**Input records**:
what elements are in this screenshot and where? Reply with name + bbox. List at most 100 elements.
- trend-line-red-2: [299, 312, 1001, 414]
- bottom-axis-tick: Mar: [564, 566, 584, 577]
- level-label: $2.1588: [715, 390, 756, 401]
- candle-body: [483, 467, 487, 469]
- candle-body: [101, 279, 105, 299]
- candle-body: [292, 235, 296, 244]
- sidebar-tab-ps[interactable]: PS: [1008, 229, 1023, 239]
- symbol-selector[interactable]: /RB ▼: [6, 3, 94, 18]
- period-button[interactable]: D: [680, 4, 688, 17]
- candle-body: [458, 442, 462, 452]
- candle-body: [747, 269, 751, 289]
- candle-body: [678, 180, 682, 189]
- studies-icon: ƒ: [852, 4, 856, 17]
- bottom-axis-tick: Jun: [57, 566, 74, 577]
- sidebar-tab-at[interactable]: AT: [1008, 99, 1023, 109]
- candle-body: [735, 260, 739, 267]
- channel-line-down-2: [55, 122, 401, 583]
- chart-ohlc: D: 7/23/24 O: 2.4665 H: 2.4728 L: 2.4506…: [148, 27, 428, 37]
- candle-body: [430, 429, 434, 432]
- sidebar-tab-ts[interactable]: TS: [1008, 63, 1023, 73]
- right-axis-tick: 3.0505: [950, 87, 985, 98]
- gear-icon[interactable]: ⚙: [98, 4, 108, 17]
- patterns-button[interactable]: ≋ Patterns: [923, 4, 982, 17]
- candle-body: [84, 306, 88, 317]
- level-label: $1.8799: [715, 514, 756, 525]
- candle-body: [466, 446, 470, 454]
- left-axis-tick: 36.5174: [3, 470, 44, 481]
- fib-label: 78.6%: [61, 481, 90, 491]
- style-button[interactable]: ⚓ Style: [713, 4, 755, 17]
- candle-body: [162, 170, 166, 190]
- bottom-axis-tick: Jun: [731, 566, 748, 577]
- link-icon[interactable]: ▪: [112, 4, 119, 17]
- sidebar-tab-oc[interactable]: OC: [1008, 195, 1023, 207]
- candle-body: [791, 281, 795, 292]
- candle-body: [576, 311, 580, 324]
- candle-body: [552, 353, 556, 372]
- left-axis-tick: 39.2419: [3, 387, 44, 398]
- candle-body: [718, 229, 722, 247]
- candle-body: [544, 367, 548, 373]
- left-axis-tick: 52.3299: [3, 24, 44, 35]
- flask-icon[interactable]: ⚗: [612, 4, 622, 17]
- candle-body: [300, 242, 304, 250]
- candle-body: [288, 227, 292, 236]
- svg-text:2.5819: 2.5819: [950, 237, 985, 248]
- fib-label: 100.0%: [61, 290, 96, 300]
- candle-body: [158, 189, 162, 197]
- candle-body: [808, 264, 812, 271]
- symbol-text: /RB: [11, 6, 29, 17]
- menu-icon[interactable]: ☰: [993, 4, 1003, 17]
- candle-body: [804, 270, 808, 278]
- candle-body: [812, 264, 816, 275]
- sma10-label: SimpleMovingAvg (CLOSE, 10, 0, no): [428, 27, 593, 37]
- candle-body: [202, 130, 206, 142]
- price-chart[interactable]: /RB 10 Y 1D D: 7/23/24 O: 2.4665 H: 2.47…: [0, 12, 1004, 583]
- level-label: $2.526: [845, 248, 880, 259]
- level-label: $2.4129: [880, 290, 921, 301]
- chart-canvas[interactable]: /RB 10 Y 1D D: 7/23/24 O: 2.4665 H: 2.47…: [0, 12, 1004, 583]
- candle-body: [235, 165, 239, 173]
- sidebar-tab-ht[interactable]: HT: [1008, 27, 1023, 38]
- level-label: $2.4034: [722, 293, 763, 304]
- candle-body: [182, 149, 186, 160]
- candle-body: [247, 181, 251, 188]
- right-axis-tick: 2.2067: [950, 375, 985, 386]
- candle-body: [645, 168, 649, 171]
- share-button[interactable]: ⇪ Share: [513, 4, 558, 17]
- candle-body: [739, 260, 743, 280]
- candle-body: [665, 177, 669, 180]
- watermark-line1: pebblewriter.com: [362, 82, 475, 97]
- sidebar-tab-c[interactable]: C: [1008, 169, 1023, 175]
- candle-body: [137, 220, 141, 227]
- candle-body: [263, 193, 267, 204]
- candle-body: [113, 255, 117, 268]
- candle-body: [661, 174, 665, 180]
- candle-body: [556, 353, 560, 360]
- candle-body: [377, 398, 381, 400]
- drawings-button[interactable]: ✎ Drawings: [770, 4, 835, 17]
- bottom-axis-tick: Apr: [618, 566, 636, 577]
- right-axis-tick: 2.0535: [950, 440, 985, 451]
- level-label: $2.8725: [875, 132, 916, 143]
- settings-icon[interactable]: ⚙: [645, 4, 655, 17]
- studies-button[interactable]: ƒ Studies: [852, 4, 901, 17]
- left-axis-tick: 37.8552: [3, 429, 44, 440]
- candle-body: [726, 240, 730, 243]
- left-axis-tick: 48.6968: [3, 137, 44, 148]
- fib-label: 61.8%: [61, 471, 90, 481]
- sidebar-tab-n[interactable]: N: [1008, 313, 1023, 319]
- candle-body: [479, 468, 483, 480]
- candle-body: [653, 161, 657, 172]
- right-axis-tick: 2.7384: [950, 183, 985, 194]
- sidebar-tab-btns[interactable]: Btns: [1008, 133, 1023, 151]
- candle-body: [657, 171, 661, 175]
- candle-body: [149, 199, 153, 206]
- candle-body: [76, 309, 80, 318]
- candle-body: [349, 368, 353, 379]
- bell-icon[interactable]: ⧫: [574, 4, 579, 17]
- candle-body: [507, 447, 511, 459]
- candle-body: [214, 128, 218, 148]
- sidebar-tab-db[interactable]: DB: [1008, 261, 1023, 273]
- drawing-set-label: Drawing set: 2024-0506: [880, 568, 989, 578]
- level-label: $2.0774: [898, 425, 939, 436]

**What you need to do**: Retype every line of the records above character for character, in the same order.

**Solved exercise**:
what elements are in this screenshot and where? Reply with name + bbox. List at most 100 elements.
- trend-line-red-2: [299, 312, 1001, 414]
- bottom-axis-tick: Mar: [564, 566, 584, 577]
- level-label: $2.1588: [715, 390, 756, 401]
- candle-body: [483, 467, 487, 469]
- candle-body: [101, 279, 105, 299]
- candle-body: [292, 235, 296, 244]
- sidebar-tab-ps[interactable]: PS: [1008, 229, 1023, 239]
- symbol-selector[interactable]: /RB ▼: [6, 3, 94, 18]
- period-button[interactable]: D: [680, 4, 688, 17]
- candle-body: [458, 442, 462, 452]
- candle-body: [747, 269, 751, 289]
- candle-body: [678, 180, 682, 189]
- studies-icon: ƒ: [852, 4, 856, 17]
- bottom-axis-tick: Jun: [57, 566, 74, 577]
- sidebar-tab-at[interactable]: AT: [1008, 99, 1023, 109]
- candle-body: [735, 260, 739, 267]
- channel-line-down-2: [55, 122, 401, 583]
- chart-ohlc: D: 7/23/24 O: 2.4665 H: 2.4728 L: 2.4506…: [148, 27, 428, 37]
- candle-body: [430, 429, 434, 432]
- sidebar-tab-ts[interactable]: TS: [1008, 63, 1023, 73]
- right-axis-tick: 3.0505: [950, 87, 985, 98]
- gear-icon[interactable]: ⚙: [98, 4, 108, 17]
- patterns-button[interactable]: ≋ Patterns: [923, 4, 982, 17]
- candle-body: [84, 306, 88, 317]
- level-label: $1.8799: [715, 514, 756, 525]
- candle-body: [466, 446, 470, 454]
- left-axis-tick: 36.5174: [3, 470, 44, 481]
- fib-label: 78.6%: [61, 481, 90, 491]
- style-button[interactable]: ⚓ Style: [713, 4, 755, 17]
- candle-body: [162, 170, 166, 190]
- bottom-axis-tick: Jun: [731, 566, 748, 577]
- link-icon[interactable]: ▪: [112, 4, 119, 17]
- sidebar-tab-oc[interactable]: OC: [1008, 195, 1023, 207]
- candle-body: [791, 281, 795, 292]
- candle-body: [576, 311, 580, 324]
- candle-body: [552, 353, 556, 372]
- left-axis-tick: 39.2419: [3, 387, 44, 398]
- candle-body: [718, 229, 722, 247]
- candle-body: [544, 367, 548, 373]
- left-axis-tick: 52.3299: [3, 24, 44, 35]
- flask-icon[interactable]: ⚗: [612, 4, 622, 17]
- candle-body: [300, 242, 304, 250]
- candle-body: [288, 227, 292, 236]
- svg-text:2.5819: 2.5819: [950, 237, 985, 248]
- fib-label: 100.0%: [61, 290, 96, 300]
- candle-body: [158, 189, 162, 197]
- candle-body: [808, 264, 812, 271]
- symbol-text: /RB: [11, 6, 29, 17]
- menu-icon[interactable]: ☰: [993, 4, 1003, 17]
- candle-body: [804, 270, 808, 278]
- candle-body: [812, 264, 816, 275]
- sma10-label: SimpleMovingAvg (CLOSE, 10, 0, no): [428, 27, 593, 37]
- candle-body: [202, 130, 206, 142]
- price-chart[interactable]: /RB 10 Y 1D D: 7/23/24 O: 2.4665 H: 2.47…: [0, 12, 1004, 583]
- level-label: $2.526: [845, 248, 880, 259]
- level-label: $2.4129: [880, 290, 921, 301]
- chart-canvas[interactable]: /RB 10 Y 1D D: 7/23/24 O: 2.4665 H: 2.47…: [0, 12, 1004, 583]
- candle-body: [235, 165, 239, 173]
- sidebar-tab-ht[interactable]: HT: [1008, 27, 1023, 38]
- level-label: $2.4034: [722, 293, 763, 304]
- candle-body: [182, 149, 186, 160]
- candle-body: [247, 181, 251, 188]
- right-axis-tick: 2.2067: [950, 375, 985, 386]
- candle-body: [645, 168, 649, 171]
- share-button[interactable]: ⇪ Share: [513, 4, 558, 17]
- candle-body: [739, 260, 743, 280]
- candle-body: [665, 177, 669, 180]
- watermark-line1: pebblewriter.com: [362, 82, 475, 97]
- sidebar-tab-c[interactable]: C: [1008, 169, 1023, 175]
- candle-body: [137, 220, 141, 227]
- candle-body: [263, 193, 267, 204]
- candle-body: [113, 255, 117, 268]
- candle-body: [661, 174, 665, 180]
- candle-body: [556, 353, 560, 360]
- candle-body: [377, 398, 381, 400]
- drawings-button[interactable]: ✎ Drawings: [770, 4, 835, 17]
- bottom-axis-tick: Apr: [618, 566, 636, 577]
- right-axis-tick: 2.0535: [950, 440, 985, 451]
- level-label: $2.8725: [875, 132, 916, 143]
- settings-icon[interactable]: ⚙: [645, 4, 655, 17]
- studies-button[interactable]: ƒ Studies: [852, 4, 901, 17]
- left-axis-tick: 37.8552: [3, 429, 44, 440]
- candle-body: [726, 240, 730, 243]
- left-axis-tick: 48.6968: [3, 137, 44, 148]
- fib-label: 61.8%: [61, 471, 90, 481]
- sidebar-tab-n[interactable]: N: [1008, 313, 1023, 319]
- candle-body: [479, 468, 483, 480]
- candle-body: [653, 161, 657, 172]
- right-axis-tick: 2.7384: [950, 183, 985, 194]
- sidebar-tab-btns[interactable]: Btns: [1008, 133, 1023, 151]
- candle-body: [657, 171, 661, 175]
- candle-body: [149, 199, 153, 206]
- candle-body: [76, 309, 80, 318]
- candle-body: [349, 368, 353, 379]
- bell-icon[interactable]: ⧫: [574, 4, 579, 17]
- candle-body: [507, 447, 511, 459]
- candle-body: [214, 128, 218, 148]
- sidebar-tab-db[interactable]: DB: [1008, 261, 1023, 273]
- drawing-set-label: Drawing set: 2024-0506: [880, 568, 989, 578]
- level-label: $2.0774: [898, 425, 939, 436]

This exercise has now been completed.